*** Dataset extract ***

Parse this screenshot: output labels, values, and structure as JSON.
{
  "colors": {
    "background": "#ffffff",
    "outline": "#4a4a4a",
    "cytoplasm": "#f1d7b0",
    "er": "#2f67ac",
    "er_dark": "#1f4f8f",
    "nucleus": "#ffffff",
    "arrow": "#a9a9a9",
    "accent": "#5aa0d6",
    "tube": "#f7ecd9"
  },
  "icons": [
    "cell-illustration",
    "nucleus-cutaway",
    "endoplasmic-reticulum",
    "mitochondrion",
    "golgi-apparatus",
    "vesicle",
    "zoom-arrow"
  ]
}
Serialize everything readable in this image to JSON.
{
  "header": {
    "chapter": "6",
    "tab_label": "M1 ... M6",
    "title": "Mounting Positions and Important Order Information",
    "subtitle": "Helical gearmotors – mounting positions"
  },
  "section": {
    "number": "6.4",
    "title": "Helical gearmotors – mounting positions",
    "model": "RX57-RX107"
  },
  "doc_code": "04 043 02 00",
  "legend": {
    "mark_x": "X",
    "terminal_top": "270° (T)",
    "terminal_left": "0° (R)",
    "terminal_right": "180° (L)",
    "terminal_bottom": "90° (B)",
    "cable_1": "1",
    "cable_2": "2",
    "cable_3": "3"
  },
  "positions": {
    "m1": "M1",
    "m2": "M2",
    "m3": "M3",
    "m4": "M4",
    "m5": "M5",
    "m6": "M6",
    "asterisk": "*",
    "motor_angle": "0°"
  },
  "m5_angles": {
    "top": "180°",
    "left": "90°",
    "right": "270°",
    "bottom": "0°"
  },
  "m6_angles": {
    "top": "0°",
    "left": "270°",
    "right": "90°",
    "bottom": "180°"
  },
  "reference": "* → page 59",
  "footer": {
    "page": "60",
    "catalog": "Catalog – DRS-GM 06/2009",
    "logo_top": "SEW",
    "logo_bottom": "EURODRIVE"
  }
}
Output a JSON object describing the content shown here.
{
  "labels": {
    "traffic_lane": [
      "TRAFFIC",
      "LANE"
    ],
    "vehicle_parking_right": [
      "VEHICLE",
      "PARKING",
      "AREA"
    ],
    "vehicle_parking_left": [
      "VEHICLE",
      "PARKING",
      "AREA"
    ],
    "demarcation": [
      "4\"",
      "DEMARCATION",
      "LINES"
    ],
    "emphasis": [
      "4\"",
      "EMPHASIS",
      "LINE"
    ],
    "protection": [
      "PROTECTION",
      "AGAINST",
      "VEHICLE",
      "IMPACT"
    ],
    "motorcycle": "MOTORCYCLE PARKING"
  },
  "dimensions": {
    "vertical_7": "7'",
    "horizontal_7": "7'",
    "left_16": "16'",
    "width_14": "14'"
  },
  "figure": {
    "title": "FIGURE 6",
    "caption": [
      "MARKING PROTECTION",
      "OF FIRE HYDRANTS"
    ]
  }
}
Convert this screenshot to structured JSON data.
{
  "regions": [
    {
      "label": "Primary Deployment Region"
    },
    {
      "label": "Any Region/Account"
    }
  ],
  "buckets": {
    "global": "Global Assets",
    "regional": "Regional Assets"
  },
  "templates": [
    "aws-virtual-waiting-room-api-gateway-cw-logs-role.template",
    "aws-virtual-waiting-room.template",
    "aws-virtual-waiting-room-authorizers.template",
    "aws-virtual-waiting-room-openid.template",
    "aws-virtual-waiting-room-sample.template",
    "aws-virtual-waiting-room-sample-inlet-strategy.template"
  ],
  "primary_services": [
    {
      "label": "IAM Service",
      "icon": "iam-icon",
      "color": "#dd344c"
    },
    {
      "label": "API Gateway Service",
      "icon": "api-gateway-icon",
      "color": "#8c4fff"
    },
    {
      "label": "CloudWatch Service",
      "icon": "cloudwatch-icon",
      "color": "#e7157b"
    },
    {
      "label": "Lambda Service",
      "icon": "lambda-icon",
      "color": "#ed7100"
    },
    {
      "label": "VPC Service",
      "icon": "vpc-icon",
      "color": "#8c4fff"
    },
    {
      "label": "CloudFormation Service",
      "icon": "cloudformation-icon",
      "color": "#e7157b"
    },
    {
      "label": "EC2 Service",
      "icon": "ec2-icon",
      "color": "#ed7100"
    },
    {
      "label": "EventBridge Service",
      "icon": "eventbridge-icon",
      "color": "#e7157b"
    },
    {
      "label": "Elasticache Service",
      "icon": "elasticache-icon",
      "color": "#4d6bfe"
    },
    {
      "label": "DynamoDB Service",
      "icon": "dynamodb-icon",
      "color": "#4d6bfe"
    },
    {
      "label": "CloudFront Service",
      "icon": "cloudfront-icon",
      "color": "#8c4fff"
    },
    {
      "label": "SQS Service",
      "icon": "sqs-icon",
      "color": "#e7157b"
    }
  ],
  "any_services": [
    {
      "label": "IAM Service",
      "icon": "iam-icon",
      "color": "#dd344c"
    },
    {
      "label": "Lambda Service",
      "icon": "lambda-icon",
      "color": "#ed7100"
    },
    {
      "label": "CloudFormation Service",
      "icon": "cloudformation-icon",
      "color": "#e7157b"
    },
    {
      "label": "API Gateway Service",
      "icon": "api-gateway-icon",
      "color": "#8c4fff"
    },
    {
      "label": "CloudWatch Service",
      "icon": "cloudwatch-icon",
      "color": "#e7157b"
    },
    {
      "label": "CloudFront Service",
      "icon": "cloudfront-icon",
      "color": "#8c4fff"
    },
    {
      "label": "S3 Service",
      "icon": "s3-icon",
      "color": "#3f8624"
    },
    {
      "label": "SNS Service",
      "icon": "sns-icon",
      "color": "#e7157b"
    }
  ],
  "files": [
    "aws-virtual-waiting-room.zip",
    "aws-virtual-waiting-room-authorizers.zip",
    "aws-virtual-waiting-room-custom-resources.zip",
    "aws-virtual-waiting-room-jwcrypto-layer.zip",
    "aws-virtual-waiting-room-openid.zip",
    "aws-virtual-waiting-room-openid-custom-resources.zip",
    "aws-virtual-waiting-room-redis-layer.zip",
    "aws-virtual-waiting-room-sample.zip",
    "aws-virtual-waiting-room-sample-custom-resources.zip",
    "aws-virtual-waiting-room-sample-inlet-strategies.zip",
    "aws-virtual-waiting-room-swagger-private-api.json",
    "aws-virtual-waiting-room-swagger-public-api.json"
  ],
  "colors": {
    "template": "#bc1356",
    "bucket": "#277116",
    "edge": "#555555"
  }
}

***

Given instruction -
Copy out each line exactly.

Final result -
Parse this screenshot: output labels, values, and structure as JSON.
{
  "colors": {
    "background": "#ffffff",
    "outline": "#4a4a4a",
    "cytoplasm": "#f1d7b0",
    "er": "#2f67ac",
    "er_dark": "#1f4f8f",
    "nucleus": "#ffffff",
    "arrow": "#a9a9a9",
    "accent": "#5aa0d6",
    "tube": "#f7ecd9"
  },
  "icons": [
    "cell-illustration",
    "nucleus-cutaway",
    "endoplasmic-reticulum",
    "mitochondrion",
    "golgi-apparatus",
    "vesicle",
    "zoom-arrow"
  ]
}
Serialize everything readable in this image to JSON.
{
  "header": {
    "chapter": "6",
    "tab_label": "M1 ... M6",
    "title": "Mounting Positions and Important Order Information",
    "subtitle": "Helical gearmotors – mounting positions"
  },
  "section": {
    "number": "6.4",
    "title": "Helical gearmotors – mounting positions",
    "model": "RX57-RX107"
  },
  "doc_code": "04 043 02 00",
  "legend": {
    "mark_x": "X",
    "terminal_top": "270° (T)",
    "terminal_left": "0° (R)",
    "terminal_right": "180° (L)",
    "terminal_bottom": "90° (B)",
    "cable_1": "1",
    "cable_2": "2",
    "cable_3": "3"
  },
  "positions": {
    "m1": "M1",
    "m2": "M2",
    "m3": "M3",
    "m4": "M4",
    "m5": "M5",
    "m6": "M6",
    "asterisk": "*",
    "motor_angle": "0°"
  },
  "m5_angles": {
    "top": "180°",
    "left": "90°",
    "right": "270°",
    "bottom": "0°"
  },
  "m6_angles": {
    "top": "0°",
    "left": "270°",
    "right": "90°",
    "bottom": "180°"
  },
  "reference": "* → page 59",
  "footer": {
    "page": "60",
    "catalog": "Catalog – DRS-GM 06/2009",
    "logo_top": "SEW",
    "logo_bottom": "EURODRIVE"
  }
}
Output a JSON object describing the content shown here.
{
  "labels": {
    "traffic_lane": [
      "TRAFFIC",
      "LANE"
    ],
    "vehicle_parking_right": [
      "VEHICLE",
      "PARKING",
      "AREA"
    ],
    "vehicle_parking_left": [
      "VEHICLE",
      "PARKING",
      "AREA"
    ],
    "demarcation": [
      "4\"",
      "DEMARCATION",
      "LINES"
    ],
    "emphasis": [
      "4\"",
      "EMPHASIS",
      "LINE"
    ],
    "protection": [
      "PROTECTION",
      "AGAINST",
      "VEHICLE",
      "IMPACT"
    ],
    "motorcycle": "MOTORCYCLE PARKING"
  },
  "dimensions": {
    "vertical_7": "7'",
    "horizontal_7": "7'",
    "left_16": "16'",
    "width_14": "14'"
  },
  "figure": {
    "title": "FIGURE 6",
    "caption": [
      "MARKING PROTECTION",
      "OF FIRE HYDRANTS"
    ]
  }
}
Convert this screenshot to structured JSON data.
{
  "regions": [
    {
      "label": "Primary Deployment Region"
    },
    {
      "label": "Any Region/Account"
    }
  ],
  "buckets": {
    "global": "Global Assets",
    "regional": "Regional Assets"
  },
  "templates": [
    "aws-virtual-waiting-room-api-gateway-cw-logs-role.template",
    "aws-virtual-waiting-room.template",
    "aws-virtual-waiting-room-authorizers.template",
    "aws-virtual-waiting-room-openid.template",
    "aws-virtual-waiting-room-sample.template",
    "aws-virtual-waiting-room-sample-inlet-strategy.template"
  ],
  "primary_services": [
    {
      "label": "IAM Service",
      "icon": "iam-icon",
      "color": "#dd344c"
    },
    {
      "label": "API Gateway Service",
      "icon": "api-gateway-icon",
      "color": "#8c4fff"
    },
    {
      "label": "CloudWatch Service",
      "icon": "cloudwatch-icon",
      "color": "#e7157b"
    },
    {
      "label": "Lambda Service",
      "icon": "lambda-icon",
      "color": "#ed7100"
    },
    {
      "label": "VPC Service",
      "icon": "vpc-icon",
      "color": "#8c4fff"
    },
    {
      "label": "CloudFormation Service",
      "icon": "cloudformation-icon",
      "color": "#e7157b"
    },
    {
      "label": "EC2 Service",
      "icon": "ec2-icon",
      "color": "#ed7100"
    },
    {
      "label": "EventBridge Service",
      "icon": "eventbridge-icon",
      "color": "#e7157b"
    },
    {
      "label": "Elasticache Service",
      "icon": "elasticache-icon",
      "color": "#4d6bfe"
    },
    {
      "label": "DynamoDB Service",
      "icon": "dynamodb-icon",
      "color": "#4d6bfe"
    },
    {
      "label": "CloudFront Service",
      "icon": "cloudfront-icon",
      "color": "#8c4fff"
    },
    {
      "label": "SQS Service",
      "icon": "sqs-icon",
      "color": "#e7157b"
    }
  ],
  "any_services": [
    {
      "label": "IAM Service",
      "icon": "iam-icon",
      "color": "#dd344c"
    },
    {
      "label": "Lambda Service",
      "icon": "lambda-icon",
      "color": "#ed7100"
    },
    {
      "label": "CloudFormation Service",
      "icon": "cloudformation-icon",
      "color": "#e7157b"
    },
    {
      "label": "API Gateway Service",
      "icon": "api-gateway-icon",
      "color": "#8c4fff"
    },
    {
      "label": "CloudWatch Service",
      "icon": "cloudwatch-icon",
      "color": "#e7157b"
    },
    {
      "label": "CloudFront Service",
      "icon": "cloudfront-icon",
      "color": "#8c4fff"
    },
    {
      "label": "S3 Service",
      "icon": "s3-icon",
      "color": "#3f8624"
    },
    {
      "label": "SNS Service",
      "icon": "sns-icon",
      "color": "#e7157b"
    }
  ],
  "files": [
    "aws-virtual-waiting-room.zip",
    "aws-virtual-waiting-room-authorizers.zip",
    "aws-virtual-waiting-room-custom-resources.zip",
    "aws-virtual-waiting-room-jwcrypto-layer.zip",
    "aws-virtual-waiting-room-openid.zip",
    "aws-virtual-waiting-room-openid-custom-resources.zip",
    "aws-virtual-waiting-room-redis-layer.zip",
    "aws-virtual-waiting-room-sample.zip",
    "aws-virtual-waiting-room-sample-custom-resources.zip",
    "aws-virtual-waiting-room-sample-inlet-strategies.zip",
    "aws-virtual-waiting-room-swagger-private-api.json",
    "aws-virtual-waiting-room-swagger-public-api.json"
  ],
  "colors": {
    "template": "#bc1356",
    "bucket": "#277116",
    "edge": "#555555"
  }
}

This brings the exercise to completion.